• Extracted entries:
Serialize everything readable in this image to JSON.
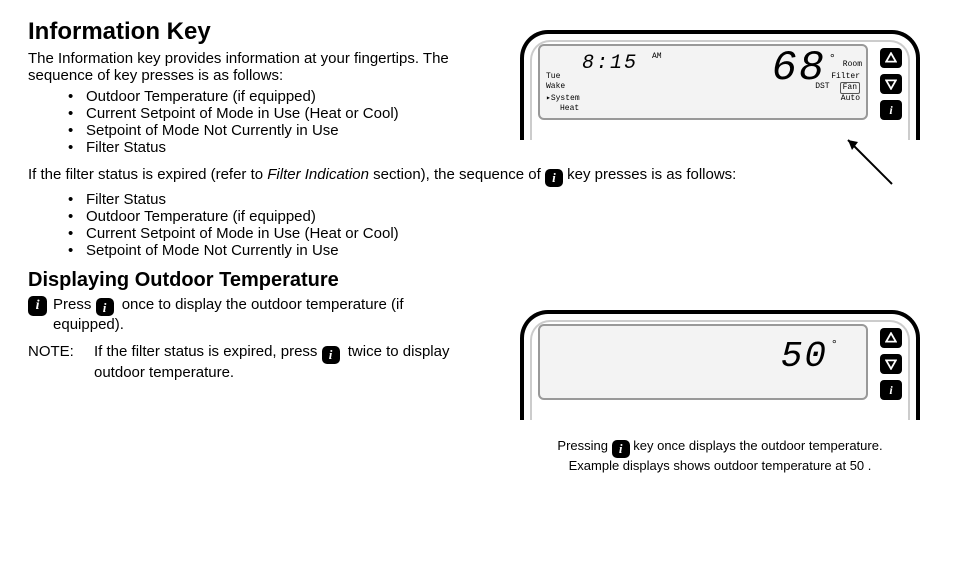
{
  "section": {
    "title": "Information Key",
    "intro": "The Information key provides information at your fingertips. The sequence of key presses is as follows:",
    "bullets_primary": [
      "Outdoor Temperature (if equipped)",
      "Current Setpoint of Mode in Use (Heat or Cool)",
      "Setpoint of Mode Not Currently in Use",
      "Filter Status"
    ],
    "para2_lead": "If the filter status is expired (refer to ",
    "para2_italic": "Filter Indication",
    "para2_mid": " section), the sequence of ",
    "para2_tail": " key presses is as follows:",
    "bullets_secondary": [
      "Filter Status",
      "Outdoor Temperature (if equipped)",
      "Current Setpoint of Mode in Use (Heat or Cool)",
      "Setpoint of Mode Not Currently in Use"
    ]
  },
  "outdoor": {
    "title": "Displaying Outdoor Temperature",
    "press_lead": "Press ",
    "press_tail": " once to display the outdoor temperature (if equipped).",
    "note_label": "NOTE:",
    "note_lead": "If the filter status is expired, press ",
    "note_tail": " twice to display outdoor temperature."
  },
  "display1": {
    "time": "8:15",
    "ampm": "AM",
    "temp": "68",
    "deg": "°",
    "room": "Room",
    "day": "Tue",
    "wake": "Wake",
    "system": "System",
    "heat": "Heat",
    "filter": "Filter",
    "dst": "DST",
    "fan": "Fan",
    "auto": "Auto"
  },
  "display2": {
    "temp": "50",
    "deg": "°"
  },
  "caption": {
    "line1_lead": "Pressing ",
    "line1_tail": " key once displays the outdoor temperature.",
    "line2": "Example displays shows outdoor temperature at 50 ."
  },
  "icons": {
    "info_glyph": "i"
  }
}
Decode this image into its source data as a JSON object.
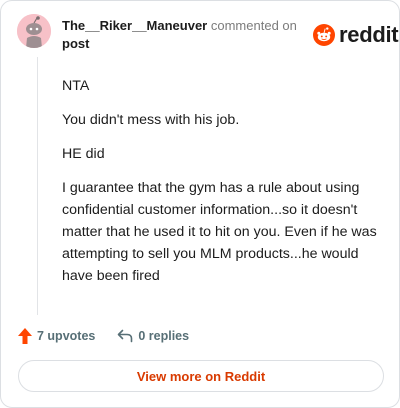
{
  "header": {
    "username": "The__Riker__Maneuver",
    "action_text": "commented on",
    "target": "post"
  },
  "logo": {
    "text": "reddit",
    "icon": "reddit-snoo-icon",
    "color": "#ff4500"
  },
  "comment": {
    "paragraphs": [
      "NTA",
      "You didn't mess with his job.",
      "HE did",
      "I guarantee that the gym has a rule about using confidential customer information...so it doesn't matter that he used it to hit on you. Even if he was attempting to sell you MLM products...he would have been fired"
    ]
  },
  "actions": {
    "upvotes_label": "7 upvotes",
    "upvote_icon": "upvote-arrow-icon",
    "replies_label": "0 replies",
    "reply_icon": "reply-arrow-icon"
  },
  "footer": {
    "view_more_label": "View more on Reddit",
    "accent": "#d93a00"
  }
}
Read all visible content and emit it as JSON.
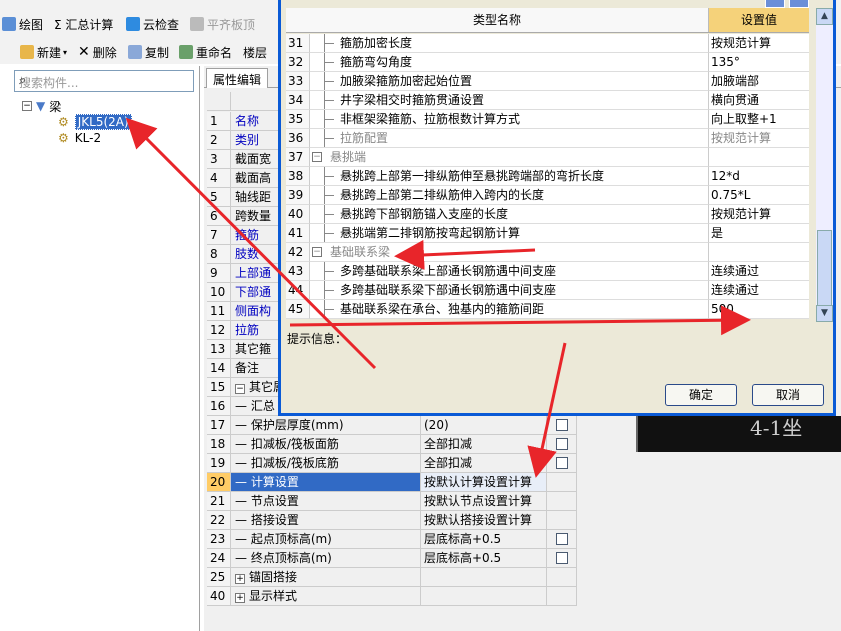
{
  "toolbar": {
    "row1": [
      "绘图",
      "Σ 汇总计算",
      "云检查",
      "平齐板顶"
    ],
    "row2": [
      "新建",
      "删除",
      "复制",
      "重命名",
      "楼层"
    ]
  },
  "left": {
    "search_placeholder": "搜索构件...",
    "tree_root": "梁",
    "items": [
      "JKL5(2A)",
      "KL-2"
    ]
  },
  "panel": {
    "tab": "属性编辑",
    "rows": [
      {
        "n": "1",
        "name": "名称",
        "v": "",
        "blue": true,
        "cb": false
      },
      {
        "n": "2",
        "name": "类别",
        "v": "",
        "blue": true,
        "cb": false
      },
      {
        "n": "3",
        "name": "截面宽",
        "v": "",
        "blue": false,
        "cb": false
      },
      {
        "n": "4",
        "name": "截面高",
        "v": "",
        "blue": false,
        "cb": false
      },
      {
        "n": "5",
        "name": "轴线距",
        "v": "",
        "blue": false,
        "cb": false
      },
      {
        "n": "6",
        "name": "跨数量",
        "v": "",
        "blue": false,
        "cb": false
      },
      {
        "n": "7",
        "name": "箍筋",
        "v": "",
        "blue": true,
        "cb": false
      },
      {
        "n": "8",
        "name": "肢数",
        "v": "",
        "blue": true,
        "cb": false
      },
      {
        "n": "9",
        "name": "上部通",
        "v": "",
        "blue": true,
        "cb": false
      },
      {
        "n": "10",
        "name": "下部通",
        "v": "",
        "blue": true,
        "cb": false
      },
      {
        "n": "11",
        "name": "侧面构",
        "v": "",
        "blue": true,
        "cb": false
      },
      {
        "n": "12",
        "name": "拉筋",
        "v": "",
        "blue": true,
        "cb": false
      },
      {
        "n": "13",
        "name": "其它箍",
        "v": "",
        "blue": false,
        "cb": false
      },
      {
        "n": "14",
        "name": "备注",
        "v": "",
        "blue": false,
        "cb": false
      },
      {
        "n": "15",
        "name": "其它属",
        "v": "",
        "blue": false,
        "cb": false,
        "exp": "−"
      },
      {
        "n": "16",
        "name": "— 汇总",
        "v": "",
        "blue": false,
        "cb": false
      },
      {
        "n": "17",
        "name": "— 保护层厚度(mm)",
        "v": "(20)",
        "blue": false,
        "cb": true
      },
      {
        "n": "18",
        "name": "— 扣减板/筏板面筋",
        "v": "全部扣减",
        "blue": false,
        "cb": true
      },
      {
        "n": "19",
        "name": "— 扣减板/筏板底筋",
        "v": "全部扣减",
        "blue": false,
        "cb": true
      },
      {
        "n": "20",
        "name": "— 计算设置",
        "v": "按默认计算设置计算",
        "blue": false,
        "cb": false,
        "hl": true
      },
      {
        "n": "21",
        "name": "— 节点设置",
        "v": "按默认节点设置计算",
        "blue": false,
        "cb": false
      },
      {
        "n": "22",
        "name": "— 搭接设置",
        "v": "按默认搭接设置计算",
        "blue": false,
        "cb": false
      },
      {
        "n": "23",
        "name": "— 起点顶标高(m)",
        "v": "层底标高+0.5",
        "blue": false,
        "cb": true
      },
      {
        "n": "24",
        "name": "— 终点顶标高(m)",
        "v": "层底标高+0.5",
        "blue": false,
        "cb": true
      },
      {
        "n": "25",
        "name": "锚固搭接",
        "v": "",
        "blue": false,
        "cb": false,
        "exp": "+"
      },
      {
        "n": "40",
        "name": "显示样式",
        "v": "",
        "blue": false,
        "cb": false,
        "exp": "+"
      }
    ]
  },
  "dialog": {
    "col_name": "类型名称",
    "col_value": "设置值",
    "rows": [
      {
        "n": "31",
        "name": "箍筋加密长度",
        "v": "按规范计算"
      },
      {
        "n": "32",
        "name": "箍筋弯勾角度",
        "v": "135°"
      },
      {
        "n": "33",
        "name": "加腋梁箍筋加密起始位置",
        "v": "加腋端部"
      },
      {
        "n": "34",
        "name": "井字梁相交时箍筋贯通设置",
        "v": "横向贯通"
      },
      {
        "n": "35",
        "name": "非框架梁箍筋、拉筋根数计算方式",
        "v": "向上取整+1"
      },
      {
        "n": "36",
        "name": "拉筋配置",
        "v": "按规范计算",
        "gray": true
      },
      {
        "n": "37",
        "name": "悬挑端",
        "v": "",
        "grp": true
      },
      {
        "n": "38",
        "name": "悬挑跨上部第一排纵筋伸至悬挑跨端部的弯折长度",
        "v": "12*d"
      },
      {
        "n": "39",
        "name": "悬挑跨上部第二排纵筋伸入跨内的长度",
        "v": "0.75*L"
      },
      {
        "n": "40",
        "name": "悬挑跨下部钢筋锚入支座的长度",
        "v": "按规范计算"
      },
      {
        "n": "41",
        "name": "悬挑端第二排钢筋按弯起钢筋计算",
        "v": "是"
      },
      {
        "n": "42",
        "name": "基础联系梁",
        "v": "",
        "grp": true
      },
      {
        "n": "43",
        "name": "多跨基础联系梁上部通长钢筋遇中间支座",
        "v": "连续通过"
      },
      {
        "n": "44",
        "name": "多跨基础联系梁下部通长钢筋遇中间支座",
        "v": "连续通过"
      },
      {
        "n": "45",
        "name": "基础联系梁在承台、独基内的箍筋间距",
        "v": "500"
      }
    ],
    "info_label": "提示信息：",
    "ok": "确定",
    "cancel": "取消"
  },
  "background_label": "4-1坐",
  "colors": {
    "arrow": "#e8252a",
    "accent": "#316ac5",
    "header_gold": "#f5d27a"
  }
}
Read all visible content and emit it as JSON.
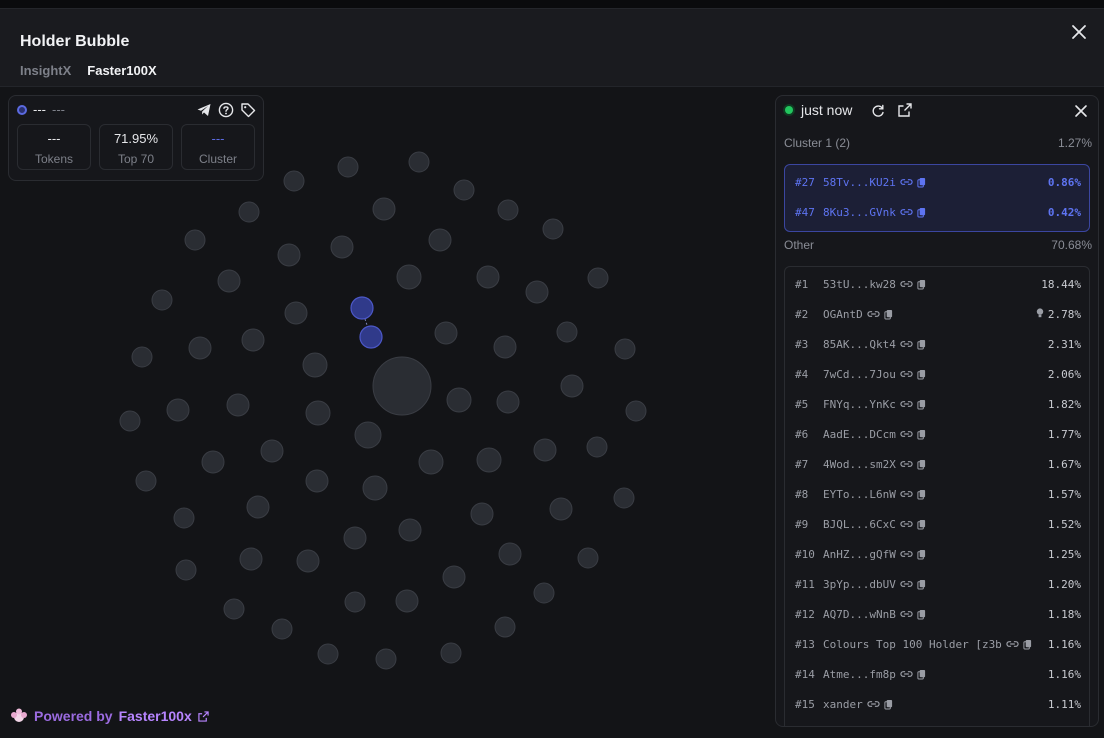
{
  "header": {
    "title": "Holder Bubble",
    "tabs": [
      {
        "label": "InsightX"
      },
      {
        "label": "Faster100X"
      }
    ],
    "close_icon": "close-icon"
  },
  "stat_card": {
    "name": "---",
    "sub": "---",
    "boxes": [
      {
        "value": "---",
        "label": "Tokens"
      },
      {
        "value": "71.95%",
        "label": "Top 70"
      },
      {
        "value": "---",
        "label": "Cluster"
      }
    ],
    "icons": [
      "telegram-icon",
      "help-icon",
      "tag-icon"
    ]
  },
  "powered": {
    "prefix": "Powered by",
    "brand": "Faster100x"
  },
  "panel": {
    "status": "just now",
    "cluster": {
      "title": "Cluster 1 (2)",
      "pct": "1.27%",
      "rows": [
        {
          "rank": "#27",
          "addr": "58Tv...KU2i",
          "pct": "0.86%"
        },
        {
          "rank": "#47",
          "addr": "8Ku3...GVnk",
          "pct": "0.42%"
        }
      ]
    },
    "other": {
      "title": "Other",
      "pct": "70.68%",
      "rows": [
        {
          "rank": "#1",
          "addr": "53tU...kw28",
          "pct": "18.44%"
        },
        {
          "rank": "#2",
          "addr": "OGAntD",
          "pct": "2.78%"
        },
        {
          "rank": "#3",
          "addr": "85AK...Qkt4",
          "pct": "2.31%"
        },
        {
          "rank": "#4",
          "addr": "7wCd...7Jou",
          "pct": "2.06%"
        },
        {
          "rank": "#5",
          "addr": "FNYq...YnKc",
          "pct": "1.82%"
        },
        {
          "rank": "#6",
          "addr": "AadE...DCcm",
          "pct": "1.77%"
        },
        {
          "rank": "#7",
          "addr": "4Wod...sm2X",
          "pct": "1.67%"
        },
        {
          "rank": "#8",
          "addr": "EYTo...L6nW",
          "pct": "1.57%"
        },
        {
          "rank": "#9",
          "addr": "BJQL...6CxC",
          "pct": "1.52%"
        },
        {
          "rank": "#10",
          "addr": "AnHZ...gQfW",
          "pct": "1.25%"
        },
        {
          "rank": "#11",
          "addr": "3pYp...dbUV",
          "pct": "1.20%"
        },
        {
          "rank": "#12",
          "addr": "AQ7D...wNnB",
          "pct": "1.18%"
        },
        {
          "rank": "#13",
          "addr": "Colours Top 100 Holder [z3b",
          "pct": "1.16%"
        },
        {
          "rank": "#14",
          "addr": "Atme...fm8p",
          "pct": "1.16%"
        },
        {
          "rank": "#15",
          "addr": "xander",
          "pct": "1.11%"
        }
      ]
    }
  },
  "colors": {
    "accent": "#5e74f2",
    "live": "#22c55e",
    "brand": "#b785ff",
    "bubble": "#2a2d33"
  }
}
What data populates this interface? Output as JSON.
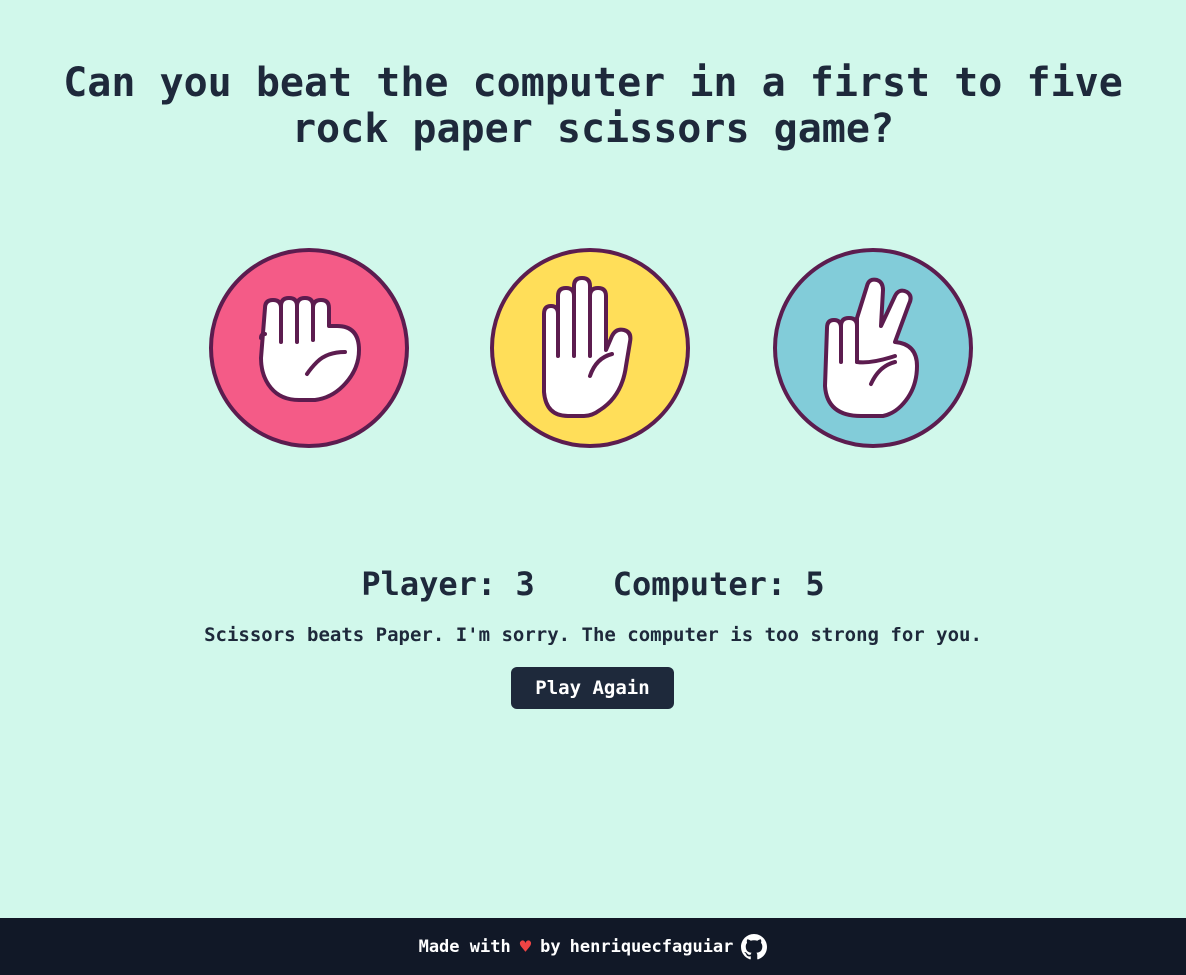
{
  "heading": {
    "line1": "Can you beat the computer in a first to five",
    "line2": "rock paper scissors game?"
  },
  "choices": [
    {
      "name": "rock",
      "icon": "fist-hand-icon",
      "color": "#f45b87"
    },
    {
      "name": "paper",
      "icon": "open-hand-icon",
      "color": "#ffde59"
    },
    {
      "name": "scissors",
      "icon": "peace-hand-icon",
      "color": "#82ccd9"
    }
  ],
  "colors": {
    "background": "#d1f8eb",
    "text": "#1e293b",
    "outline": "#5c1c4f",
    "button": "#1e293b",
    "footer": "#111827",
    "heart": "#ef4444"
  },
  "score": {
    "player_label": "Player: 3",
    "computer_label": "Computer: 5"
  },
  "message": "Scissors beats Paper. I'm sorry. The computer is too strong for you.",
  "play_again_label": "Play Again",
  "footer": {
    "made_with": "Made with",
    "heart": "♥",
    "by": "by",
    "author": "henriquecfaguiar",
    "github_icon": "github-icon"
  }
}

• Task prompt:
Across the records, how many lines contain "sequence"? Only the number should be given.

• Reply:
2